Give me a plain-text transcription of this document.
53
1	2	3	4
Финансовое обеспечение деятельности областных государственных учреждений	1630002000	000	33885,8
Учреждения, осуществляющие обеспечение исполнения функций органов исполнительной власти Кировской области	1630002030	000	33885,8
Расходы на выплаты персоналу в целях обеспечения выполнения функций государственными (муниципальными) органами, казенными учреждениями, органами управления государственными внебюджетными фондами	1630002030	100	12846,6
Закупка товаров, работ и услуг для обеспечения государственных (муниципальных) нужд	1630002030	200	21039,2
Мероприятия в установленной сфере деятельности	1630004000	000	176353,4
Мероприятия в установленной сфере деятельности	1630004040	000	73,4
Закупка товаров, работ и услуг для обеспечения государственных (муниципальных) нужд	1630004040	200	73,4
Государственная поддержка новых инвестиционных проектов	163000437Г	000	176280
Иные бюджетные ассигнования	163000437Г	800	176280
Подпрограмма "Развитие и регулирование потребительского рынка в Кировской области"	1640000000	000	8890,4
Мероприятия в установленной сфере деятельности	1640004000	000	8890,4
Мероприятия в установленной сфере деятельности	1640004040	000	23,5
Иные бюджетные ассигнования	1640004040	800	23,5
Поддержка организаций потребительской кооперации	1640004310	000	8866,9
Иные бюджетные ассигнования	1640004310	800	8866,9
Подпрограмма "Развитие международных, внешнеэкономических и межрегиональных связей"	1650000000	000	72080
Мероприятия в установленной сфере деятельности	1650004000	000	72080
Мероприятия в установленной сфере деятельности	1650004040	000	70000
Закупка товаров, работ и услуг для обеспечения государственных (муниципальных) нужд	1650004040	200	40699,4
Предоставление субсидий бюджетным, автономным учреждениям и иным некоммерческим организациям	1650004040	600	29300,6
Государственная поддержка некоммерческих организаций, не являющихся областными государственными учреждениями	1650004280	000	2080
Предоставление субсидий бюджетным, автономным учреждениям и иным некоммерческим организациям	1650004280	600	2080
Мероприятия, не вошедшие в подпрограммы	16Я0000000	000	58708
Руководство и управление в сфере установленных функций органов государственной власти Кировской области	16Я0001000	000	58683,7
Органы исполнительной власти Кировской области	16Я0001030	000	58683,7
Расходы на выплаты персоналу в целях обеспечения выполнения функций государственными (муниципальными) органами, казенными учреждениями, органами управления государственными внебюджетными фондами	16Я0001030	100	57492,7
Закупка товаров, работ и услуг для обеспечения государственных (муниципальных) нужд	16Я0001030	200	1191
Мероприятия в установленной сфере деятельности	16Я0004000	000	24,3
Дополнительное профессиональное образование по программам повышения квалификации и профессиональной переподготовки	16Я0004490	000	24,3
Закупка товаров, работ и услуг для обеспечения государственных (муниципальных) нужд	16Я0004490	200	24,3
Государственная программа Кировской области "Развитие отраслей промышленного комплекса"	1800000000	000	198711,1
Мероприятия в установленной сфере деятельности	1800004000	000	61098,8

Exercise details> Give the count of lines that hold the word "органами", with nothing added.

Solution> 2